> Exercise brief
Copy each line of the material below that includes the string "this".

> Recorded data
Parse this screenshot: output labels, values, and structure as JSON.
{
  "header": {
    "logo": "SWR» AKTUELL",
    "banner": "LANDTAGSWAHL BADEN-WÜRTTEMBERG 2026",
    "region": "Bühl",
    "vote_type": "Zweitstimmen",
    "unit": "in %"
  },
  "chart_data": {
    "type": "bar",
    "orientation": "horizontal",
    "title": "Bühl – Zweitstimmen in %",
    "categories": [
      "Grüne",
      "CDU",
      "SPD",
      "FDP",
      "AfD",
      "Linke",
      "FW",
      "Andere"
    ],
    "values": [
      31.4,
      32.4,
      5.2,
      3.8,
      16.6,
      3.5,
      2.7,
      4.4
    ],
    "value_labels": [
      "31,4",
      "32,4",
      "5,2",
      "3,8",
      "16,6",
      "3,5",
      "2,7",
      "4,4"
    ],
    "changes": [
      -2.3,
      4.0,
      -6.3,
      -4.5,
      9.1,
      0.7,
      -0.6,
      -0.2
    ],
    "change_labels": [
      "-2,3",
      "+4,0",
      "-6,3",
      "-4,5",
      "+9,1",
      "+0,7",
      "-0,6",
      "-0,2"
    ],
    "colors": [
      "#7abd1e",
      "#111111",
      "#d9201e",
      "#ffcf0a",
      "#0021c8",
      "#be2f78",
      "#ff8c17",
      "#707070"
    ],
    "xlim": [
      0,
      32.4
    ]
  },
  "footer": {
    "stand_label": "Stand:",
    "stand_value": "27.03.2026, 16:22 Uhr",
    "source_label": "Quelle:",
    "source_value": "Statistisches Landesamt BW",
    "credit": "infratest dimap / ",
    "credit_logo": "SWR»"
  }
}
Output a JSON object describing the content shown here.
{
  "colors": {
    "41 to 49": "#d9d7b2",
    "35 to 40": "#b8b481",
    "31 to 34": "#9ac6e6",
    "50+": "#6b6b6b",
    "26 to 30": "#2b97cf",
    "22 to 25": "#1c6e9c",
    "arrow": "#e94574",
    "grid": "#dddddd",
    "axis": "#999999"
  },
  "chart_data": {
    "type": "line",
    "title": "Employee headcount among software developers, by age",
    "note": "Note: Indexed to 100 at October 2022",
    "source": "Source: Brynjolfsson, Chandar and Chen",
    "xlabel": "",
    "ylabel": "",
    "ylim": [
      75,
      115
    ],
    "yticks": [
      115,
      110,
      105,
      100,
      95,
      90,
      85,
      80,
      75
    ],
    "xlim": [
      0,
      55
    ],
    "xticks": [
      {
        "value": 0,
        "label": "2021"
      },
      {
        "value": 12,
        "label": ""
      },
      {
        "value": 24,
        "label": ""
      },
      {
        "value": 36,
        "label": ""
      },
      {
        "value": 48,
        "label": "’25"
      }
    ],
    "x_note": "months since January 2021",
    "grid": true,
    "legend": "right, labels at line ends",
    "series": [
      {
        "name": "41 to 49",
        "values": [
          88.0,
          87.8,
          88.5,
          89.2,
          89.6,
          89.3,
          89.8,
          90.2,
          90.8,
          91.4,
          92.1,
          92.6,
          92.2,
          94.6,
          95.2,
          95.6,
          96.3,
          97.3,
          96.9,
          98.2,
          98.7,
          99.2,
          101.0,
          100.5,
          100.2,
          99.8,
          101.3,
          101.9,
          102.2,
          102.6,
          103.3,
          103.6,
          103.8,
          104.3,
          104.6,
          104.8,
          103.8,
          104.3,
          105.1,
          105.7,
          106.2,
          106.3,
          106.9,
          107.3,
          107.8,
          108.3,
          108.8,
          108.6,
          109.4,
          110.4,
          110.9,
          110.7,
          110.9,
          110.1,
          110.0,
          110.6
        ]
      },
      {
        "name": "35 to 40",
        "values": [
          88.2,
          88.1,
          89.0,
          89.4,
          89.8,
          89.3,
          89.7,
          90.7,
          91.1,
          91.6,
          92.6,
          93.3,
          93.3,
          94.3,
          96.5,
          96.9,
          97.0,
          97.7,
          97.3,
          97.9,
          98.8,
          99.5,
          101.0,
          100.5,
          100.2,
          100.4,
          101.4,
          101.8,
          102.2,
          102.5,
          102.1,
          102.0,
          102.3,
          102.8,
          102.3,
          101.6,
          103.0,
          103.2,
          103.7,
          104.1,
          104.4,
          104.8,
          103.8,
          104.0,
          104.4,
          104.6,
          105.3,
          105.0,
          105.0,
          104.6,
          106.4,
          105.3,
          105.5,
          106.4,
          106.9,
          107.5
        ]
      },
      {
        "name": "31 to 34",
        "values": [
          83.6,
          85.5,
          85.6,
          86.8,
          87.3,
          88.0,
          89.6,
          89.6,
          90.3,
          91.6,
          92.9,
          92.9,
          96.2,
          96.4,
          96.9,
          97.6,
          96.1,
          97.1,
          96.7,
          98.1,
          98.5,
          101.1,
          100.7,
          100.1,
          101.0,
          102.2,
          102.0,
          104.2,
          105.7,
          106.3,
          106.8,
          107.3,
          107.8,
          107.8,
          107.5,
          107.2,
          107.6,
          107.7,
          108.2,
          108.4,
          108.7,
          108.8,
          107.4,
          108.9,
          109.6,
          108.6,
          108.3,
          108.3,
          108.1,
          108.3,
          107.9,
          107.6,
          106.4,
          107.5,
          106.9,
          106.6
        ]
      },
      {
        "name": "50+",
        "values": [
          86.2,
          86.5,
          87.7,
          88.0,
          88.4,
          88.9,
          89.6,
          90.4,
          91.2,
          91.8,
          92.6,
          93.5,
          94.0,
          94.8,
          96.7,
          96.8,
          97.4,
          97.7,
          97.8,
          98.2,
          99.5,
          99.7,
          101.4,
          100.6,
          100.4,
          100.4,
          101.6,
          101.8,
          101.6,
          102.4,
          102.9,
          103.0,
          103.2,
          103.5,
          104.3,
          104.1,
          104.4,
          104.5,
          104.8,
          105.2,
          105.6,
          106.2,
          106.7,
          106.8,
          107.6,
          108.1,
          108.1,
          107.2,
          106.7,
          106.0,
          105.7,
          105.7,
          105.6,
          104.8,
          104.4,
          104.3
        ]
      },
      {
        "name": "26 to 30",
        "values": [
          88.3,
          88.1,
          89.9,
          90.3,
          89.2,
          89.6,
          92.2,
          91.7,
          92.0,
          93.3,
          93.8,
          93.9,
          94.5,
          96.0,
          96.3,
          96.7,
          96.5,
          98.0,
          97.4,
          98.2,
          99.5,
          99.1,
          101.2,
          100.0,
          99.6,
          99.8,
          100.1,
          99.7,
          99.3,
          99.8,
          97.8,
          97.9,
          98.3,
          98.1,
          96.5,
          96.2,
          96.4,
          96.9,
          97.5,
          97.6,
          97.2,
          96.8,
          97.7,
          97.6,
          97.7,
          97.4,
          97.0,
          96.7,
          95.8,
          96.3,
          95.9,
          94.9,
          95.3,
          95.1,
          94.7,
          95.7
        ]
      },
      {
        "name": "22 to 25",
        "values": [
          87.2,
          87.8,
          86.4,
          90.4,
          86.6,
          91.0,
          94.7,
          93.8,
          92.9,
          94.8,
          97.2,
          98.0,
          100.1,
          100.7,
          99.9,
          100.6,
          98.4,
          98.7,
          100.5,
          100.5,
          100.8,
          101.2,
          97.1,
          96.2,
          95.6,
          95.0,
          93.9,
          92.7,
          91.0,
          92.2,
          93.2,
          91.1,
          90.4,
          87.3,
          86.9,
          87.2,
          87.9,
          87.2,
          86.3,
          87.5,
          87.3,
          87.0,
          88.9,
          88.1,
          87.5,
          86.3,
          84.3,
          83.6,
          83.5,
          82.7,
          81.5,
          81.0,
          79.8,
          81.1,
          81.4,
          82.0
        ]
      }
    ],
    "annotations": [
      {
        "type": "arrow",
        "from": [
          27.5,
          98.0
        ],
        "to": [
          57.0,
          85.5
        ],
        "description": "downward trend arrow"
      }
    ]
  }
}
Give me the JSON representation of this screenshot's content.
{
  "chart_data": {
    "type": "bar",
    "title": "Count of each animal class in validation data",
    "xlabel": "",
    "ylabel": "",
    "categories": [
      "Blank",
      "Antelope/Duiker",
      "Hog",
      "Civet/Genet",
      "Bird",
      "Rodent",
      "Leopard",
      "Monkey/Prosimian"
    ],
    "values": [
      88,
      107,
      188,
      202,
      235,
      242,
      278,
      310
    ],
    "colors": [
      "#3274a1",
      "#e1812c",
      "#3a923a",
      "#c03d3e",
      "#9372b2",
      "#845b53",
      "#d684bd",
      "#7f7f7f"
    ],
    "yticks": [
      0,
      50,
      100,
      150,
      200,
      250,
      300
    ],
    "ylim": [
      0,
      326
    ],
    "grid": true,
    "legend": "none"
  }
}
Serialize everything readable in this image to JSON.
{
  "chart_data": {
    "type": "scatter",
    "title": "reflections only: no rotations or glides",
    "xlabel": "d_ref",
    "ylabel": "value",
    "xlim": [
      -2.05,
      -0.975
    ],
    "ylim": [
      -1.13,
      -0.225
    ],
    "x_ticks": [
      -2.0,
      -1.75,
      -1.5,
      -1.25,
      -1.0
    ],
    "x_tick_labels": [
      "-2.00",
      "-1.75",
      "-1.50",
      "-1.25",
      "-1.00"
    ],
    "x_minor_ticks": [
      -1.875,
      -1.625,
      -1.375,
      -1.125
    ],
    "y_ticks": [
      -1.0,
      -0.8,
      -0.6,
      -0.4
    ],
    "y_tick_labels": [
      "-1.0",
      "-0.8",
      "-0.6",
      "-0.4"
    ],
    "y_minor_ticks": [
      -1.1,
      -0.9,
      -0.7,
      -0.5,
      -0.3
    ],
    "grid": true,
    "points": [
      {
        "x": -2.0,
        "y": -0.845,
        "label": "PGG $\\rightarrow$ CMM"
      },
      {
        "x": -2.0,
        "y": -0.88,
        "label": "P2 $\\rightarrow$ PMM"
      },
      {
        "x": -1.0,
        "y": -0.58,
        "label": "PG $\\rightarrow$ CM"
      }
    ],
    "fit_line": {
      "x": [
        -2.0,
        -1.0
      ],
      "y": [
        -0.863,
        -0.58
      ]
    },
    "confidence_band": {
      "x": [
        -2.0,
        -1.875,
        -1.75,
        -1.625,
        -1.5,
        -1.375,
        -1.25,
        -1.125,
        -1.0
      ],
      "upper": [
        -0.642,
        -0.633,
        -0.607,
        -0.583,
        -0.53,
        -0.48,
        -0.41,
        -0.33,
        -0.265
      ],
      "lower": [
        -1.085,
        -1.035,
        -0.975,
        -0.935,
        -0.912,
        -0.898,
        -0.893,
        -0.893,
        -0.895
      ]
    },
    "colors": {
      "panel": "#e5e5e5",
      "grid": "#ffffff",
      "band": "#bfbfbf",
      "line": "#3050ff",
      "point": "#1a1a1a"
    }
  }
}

> Full solution
Parse this screenshot: output labels, values, and structure as JSON.
Give me the JSON representation of this screenshot's content.
Serialize everything readable in this image to JSON.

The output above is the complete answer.